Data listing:
====

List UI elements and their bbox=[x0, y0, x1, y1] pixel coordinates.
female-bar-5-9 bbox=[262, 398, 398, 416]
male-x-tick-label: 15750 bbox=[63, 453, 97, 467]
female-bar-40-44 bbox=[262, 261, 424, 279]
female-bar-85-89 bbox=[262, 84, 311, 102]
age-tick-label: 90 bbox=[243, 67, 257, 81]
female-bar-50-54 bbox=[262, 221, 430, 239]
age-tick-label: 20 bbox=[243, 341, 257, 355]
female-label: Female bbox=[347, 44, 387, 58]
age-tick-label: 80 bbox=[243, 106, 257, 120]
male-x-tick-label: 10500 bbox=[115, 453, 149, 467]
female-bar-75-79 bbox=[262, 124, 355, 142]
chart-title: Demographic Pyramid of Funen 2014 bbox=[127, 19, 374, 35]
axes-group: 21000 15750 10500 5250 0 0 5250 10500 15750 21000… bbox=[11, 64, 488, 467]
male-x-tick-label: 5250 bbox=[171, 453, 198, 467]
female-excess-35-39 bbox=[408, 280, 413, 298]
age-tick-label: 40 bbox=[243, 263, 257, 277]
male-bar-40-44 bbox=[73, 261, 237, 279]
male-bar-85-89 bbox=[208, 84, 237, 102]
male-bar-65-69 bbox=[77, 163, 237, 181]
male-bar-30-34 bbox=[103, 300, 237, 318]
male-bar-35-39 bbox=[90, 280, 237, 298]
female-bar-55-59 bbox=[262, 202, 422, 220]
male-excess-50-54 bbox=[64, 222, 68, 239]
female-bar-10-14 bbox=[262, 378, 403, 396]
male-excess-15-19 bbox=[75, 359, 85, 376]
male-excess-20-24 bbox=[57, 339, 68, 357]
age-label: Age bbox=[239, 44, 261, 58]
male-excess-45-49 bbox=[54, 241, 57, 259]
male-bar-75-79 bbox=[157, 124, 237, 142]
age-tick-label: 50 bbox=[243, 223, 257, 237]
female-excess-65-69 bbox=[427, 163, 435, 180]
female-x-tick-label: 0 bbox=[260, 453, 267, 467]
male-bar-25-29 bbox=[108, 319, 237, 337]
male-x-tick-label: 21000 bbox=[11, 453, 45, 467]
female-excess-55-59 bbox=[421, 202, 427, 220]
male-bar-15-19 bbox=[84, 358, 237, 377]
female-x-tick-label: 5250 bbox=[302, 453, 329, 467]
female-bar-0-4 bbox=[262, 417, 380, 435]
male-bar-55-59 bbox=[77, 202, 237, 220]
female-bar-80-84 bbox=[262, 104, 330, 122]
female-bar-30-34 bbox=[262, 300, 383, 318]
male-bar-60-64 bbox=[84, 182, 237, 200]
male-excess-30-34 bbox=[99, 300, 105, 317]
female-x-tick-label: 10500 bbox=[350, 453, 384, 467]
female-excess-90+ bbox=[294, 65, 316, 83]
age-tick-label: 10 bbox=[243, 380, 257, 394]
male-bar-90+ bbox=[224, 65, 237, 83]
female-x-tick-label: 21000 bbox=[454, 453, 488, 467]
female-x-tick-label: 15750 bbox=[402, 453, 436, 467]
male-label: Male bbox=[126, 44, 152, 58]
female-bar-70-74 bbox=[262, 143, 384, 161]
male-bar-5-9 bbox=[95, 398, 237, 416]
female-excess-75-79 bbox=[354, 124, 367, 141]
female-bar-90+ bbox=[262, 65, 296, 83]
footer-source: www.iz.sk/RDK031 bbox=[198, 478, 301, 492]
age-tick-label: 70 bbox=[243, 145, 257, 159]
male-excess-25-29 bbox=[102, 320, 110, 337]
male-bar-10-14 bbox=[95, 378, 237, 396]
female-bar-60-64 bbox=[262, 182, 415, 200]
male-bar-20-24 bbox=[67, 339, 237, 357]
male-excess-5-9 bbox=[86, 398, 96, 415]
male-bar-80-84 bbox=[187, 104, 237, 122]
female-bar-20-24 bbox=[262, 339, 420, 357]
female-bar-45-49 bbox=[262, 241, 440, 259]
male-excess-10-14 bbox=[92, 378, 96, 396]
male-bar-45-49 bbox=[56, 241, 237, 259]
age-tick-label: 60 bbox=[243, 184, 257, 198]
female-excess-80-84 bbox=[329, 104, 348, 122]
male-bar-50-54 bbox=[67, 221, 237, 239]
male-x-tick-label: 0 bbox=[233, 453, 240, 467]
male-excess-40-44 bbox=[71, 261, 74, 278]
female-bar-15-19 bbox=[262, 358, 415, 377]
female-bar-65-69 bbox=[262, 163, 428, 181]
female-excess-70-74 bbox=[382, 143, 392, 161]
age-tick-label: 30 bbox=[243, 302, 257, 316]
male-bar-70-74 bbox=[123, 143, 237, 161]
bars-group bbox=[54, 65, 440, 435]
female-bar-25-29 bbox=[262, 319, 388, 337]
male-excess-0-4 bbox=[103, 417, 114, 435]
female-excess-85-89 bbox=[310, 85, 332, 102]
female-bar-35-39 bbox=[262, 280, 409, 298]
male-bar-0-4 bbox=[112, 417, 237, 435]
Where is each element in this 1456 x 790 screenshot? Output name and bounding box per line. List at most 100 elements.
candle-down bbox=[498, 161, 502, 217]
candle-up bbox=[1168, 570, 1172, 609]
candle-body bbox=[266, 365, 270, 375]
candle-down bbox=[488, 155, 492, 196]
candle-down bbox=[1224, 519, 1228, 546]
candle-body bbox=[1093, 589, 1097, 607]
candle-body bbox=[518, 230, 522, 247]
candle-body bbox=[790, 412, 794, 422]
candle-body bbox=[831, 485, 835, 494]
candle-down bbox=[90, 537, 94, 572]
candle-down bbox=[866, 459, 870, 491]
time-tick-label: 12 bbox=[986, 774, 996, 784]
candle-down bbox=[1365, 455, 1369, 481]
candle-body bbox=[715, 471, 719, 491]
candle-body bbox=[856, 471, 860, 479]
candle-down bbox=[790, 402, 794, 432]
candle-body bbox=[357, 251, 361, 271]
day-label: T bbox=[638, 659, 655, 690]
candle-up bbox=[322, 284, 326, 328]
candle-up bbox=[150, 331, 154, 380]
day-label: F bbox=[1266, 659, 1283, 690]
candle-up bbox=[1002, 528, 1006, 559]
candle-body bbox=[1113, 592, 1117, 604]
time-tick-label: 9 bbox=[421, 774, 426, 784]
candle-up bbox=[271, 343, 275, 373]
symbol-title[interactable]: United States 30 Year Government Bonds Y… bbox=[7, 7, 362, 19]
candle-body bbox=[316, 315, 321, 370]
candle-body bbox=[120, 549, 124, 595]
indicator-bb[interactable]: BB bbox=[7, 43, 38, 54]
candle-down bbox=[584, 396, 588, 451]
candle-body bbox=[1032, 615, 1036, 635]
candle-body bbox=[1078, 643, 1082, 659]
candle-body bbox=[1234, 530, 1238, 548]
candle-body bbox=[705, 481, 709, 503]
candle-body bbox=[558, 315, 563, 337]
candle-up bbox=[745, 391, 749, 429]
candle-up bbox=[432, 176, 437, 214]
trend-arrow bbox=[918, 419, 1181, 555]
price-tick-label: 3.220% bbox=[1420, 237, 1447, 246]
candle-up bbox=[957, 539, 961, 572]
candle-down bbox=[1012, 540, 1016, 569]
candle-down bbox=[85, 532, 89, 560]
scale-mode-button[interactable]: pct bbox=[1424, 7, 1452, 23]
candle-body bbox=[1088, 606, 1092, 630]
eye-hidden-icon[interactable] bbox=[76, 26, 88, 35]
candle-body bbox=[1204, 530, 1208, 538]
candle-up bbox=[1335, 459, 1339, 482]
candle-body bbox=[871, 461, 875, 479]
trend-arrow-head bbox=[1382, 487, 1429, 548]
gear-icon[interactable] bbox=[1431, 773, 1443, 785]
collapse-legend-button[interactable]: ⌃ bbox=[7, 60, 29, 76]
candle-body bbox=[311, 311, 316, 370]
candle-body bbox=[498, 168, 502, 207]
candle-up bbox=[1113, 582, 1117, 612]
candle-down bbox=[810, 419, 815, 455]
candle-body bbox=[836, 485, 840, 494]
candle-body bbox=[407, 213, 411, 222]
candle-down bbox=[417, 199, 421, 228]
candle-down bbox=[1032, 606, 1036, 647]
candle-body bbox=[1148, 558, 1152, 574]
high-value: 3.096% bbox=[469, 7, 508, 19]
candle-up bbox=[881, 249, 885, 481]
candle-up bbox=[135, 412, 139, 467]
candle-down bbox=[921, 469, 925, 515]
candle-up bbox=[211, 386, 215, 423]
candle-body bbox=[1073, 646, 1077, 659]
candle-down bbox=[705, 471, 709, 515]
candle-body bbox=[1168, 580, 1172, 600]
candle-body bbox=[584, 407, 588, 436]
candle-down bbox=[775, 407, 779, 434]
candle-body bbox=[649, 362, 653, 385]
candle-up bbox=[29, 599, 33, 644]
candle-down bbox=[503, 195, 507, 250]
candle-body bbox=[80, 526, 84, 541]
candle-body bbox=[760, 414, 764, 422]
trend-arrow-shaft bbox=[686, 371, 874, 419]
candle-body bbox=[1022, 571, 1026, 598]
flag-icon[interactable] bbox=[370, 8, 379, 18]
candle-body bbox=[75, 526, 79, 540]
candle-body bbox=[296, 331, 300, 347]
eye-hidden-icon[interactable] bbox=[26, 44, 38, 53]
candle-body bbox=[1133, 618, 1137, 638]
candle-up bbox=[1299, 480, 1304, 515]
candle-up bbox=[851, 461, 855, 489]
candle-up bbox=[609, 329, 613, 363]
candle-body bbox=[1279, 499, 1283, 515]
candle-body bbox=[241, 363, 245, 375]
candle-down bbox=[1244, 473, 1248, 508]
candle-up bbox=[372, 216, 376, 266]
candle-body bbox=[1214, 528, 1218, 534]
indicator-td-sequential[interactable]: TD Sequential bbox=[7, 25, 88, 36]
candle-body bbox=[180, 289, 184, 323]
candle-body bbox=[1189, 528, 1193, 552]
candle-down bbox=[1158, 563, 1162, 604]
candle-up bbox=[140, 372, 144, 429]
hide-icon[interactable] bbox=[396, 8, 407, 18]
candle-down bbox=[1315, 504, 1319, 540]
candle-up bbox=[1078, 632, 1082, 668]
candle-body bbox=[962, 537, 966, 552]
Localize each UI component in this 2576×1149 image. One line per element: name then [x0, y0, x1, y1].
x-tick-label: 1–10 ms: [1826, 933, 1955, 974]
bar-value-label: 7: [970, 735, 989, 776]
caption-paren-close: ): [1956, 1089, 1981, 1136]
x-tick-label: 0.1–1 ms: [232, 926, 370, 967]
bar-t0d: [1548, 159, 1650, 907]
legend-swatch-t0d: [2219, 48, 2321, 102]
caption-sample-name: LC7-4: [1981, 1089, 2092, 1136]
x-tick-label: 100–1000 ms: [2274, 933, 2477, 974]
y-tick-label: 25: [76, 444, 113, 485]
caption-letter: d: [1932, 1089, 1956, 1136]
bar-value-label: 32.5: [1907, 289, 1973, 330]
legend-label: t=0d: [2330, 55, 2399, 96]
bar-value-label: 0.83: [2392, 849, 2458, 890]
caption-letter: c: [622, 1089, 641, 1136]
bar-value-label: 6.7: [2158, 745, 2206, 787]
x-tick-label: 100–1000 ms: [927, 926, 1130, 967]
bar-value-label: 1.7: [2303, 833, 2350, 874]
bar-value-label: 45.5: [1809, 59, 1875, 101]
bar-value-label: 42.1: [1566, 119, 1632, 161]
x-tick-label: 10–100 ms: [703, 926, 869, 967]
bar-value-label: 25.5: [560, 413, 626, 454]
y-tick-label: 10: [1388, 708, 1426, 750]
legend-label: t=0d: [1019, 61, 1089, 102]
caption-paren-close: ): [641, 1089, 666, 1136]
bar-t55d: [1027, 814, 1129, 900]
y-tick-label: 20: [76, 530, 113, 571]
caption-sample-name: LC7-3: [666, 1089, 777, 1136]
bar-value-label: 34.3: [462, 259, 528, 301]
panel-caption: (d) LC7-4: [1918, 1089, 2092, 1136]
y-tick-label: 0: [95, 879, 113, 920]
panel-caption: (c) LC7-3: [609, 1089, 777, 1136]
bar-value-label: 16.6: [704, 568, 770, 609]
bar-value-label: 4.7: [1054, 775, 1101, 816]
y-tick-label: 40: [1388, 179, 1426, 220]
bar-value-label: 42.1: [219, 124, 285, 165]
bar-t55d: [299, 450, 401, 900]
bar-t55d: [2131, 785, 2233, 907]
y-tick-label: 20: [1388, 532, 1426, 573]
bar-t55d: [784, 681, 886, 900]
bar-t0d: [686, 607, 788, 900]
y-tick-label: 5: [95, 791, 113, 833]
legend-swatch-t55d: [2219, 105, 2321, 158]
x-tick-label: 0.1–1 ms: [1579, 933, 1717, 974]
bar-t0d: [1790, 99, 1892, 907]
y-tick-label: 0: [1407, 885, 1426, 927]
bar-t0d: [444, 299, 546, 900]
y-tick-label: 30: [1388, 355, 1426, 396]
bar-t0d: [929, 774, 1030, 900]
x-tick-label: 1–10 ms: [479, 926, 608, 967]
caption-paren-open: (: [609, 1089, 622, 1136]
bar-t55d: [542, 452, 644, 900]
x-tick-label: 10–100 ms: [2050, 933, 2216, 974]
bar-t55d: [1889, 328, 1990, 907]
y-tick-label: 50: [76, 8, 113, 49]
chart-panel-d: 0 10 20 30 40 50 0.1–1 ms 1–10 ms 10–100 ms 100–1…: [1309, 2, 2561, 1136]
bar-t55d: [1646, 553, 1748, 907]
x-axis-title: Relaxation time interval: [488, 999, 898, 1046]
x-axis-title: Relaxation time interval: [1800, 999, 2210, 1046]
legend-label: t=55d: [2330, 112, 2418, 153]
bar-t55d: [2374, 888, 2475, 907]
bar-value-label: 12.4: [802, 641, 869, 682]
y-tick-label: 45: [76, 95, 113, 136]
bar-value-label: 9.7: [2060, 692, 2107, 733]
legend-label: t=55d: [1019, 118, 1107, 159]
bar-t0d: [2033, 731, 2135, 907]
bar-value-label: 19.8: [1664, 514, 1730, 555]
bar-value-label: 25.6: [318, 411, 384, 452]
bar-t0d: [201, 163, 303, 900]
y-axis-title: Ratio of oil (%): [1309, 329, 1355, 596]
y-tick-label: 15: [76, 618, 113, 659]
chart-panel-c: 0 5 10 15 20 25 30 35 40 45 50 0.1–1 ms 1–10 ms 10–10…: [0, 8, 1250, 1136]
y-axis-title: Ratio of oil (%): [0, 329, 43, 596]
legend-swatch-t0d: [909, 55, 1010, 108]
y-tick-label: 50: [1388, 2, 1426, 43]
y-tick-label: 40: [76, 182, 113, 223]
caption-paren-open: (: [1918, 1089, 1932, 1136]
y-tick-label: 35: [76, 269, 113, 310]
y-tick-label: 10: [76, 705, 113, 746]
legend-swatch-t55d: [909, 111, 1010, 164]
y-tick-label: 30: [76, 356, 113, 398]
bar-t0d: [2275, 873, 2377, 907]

====

Reproduce the lines of the data listing from the first line through the line containing "age-tick-label: 90 bbox=[243, 67, 257, 81]", including both of those lines.

List UI elements and their bbox=[x0, y0, x1, y1] pixel coordinates.
female-bar-5-9 bbox=[262, 398, 398, 416]
male-x-tick-label: 15750 bbox=[63, 453, 97, 467]
female-bar-40-44 bbox=[262, 261, 424, 279]
female-bar-85-89 bbox=[262, 84, 311, 102]
age-tick-label: 90 bbox=[243, 67, 257, 81]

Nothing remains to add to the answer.